▸ **PROBLEM TO SOLVE**: Print the data exactly as it is given, please.
----
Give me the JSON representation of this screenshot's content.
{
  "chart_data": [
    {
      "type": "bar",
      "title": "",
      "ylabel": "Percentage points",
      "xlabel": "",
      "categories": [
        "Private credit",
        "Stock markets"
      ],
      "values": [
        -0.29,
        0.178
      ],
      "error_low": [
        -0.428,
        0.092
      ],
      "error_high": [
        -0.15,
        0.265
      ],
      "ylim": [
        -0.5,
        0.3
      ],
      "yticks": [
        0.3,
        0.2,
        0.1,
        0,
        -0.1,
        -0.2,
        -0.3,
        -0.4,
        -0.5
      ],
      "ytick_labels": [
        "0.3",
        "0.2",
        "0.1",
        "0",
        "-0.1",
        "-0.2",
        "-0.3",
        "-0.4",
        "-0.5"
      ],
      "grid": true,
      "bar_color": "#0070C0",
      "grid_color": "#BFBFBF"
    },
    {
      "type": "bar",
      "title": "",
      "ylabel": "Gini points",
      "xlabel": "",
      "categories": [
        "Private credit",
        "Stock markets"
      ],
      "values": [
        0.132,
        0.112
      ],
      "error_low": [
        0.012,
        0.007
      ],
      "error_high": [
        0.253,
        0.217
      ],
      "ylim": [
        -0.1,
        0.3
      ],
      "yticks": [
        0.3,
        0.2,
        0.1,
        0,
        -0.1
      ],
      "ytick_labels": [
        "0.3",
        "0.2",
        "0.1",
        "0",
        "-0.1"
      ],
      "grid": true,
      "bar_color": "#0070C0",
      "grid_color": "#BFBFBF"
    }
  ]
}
----
▸ **RESPONSE TO THE TASK**:
Give me the JSON representation of this screenshot's content.
{
  "chart_data": [
    {
      "type": "bar",
      "title": "",
      "ylabel": "Percentage points",
      "xlabel": "",
      "categories": [
        "Private credit",
        "Stock markets"
      ],
      "values": [
        -0.29,
        0.178
      ],
      "error_low": [
        -0.428,
        0.092
      ],
      "error_high": [
        -0.15,
        0.265
      ],
      "ylim": [
        -0.5,
        0.3
      ],
      "yticks": [
        0.3,
        0.2,
        0.1,
        0,
        -0.1,
        -0.2,
        -0.3,
        -0.4,
        -0.5
      ],
      "ytick_labels": [
        "0.3",
        "0.2",
        "0.1",
        "0",
        "-0.1",
        "-0.2",
        "-0.3",
        "-0.4",
        "-0.5"
      ],
      "grid": true,
      "bar_color": "#0070C0",
      "grid_color": "#BFBFBF"
    },
    {
      "type": "bar",
      "title": "",
      "ylabel": "Gini points",
      "xlabel": "",
      "categories": [
        "Private credit",
        "Stock markets"
      ],
      "values": [
        0.132,
        0.112
      ],
      "error_low": [
        0.012,
        0.007
      ],
      "error_high": [
        0.253,
        0.217
      ],
      "ylim": [
        -0.1,
        0.3
      ],
      "yticks": [
        0.3,
        0.2,
        0.1,
        0,
        -0.1
      ],
      "ytick_labels": [
        "0.3",
        "0.2",
        "0.1",
        "0",
        "-0.1"
      ],
      "grid": true,
      "bar_color": "#0070C0",
      "grid_color": "#BFBFBF"
    }
  ]
}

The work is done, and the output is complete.